#### [Listing]
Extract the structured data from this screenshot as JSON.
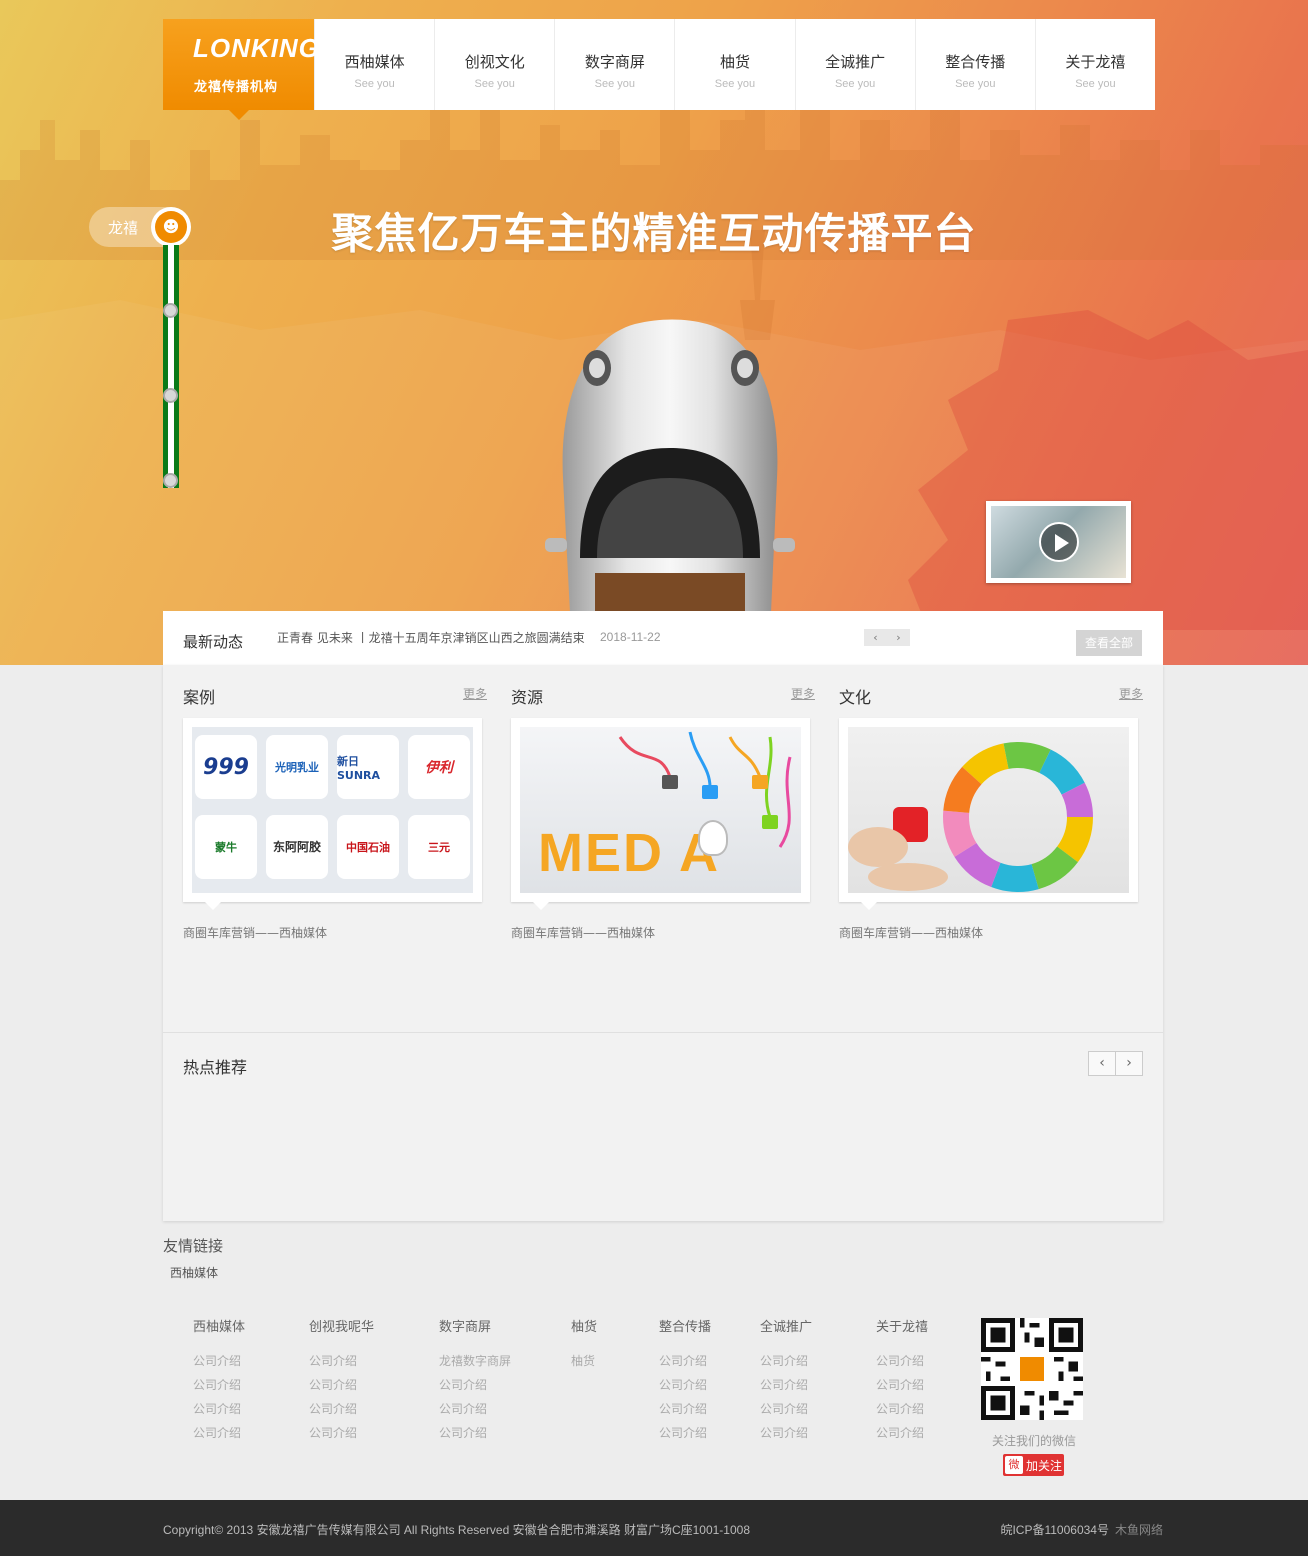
{
  "logo": {
    "mark": "LONKING",
    "sub": "龙禧传播机构"
  },
  "nav": [
    {
      "label": "西柚媒体",
      "sub": "See you"
    },
    {
      "label": "创视文化",
      "sub": "See you"
    },
    {
      "label": "数字商屏",
      "sub": "See you"
    },
    {
      "label": "柚货",
      "sub": "See you"
    },
    {
      "label": "全诚推广",
      "sub": "See you"
    },
    {
      "label": "整合传播",
      "sub": "See you"
    },
    {
      "label": "关于龙禧",
      "sub": "See you"
    }
  ],
  "timeline": {
    "label": "龙禧"
  },
  "hero": {
    "headline": "聚焦亿万车主的精准互动传播平台"
  },
  "news": {
    "title": "最新动态",
    "text": "正青春 见未来 丨龙禧十五周年京津销区山西之旅圆满结束",
    "date": "2018-11-22",
    "prev": "‹",
    "next": "›",
    "view_all": "查看全部"
  },
  "columns": [
    {
      "title": "案例",
      "more": "更多",
      "caption": "商圈车库营销——西柚媒体"
    },
    {
      "title": "资源",
      "more": "更多",
      "caption": "商圈车库营销——西柚媒体"
    },
    {
      "title": "文化",
      "more": "更多",
      "caption": "商圈车库营销——西柚媒体"
    }
  ],
  "case_logos": [
    "999",
    "光明乳业",
    "新日SUNRA",
    "伊利",
    "蒙牛",
    "东阿阿胶",
    "中国石油",
    "三元"
  ],
  "media_word": "MED  A",
  "hot": {
    "title": "热点推荐",
    "prev": "‹",
    "next": "›"
  },
  "links": {
    "title": "友情链接",
    "items": [
      "西柚媒体"
    ]
  },
  "footer_cols": [
    {
      "title": "西柚媒体",
      "items": [
        "公司介绍",
        "公司介绍",
        "公司介绍",
        "公司介绍"
      ]
    },
    {
      "title": "创视我呢华",
      "items": [
        "公司介绍",
        "公司介绍",
        "公司介绍",
        "公司介绍"
      ]
    },
    {
      "title": "数字商屏",
      "items": [
        "龙禧数字商屏",
        "公司介绍",
        "公司介绍",
        "公司介绍"
      ]
    },
    {
      "title": "柚货",
      "items": [
        "柚货"
      ]
    },
    {
      "title": "整合传播",
      "items": [
        "公司介绍",
        "公司介绍",
        "公司介绍",
        "公司介绍"
      ]
    },
    {
      "title": "全诚推广",
      "items": [
        "公司介绍",
        "公司介绍",
        "公司介绍",
        "公司介绍"
      ]
    },
    {
      "title": "关于龙禧",
      "items": [
        "公司介绍",
        "公司介绍",
        "公司介绍",
        "公司介绍"
      ]
    }
  ],
  "wechat": {
    "caption": "关注我们的微信"
  },
  "weibo": {
    "label": "加关注"
  },
  "bottom": {
    "copyright": "Copyright© 2013 安徽龙禧广告传媒有限公司 All Rights Reserved  安徽省合肥市濉溪路  财富广场C座1001-1008",
    "icp": "皖ICP备11006034号",
    "credit": "木鱼网络"
  },
  "colors": {
    "accent": "#f08b00",
    "timeline": "#0a7a18",
    "footer_bg": "#2b2b2b",
    "weibo": "#e03333"
  }
}
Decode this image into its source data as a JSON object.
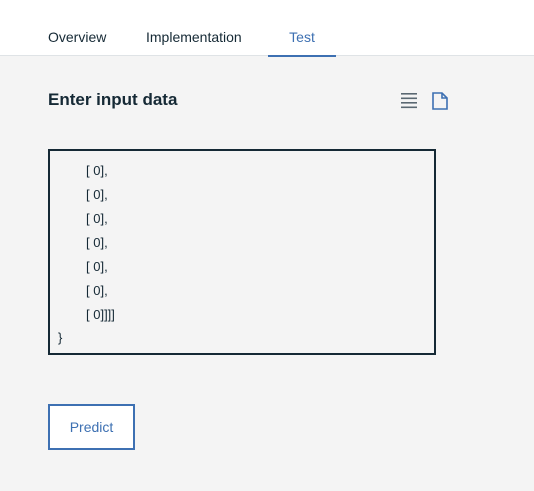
{
  "tabs": {
    "overview": "Overview",
    "implementation": "Implementation",
    "test": "Test"
  },
  "section": {
    "title": "Enter input data",
    "icons": [
      "list-view-icon",
      "file-icon"
    ]
  },
  "editor": {
    "lines": [
      "[ 0],",
      "[ 0],",
      "[ 0],",
      "[ 0],",
      "[ 0],",
      "[ 0],",
      "[ 0]]]]",
      "}"
    ]
  },
  "actions": {
    "predict_label": "Predict"
  },
  "colors": {
    "accent": "#3d70b2",
    "text": "#152935",
    "background": "#f4f4f4"
  }
}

#### [Your instructions]
Copy each line above where the string "this" occurs.

#### [Right answer]
Extract the structured data from this screenshot as JSON.
Decode this image into its source data as a JSON object.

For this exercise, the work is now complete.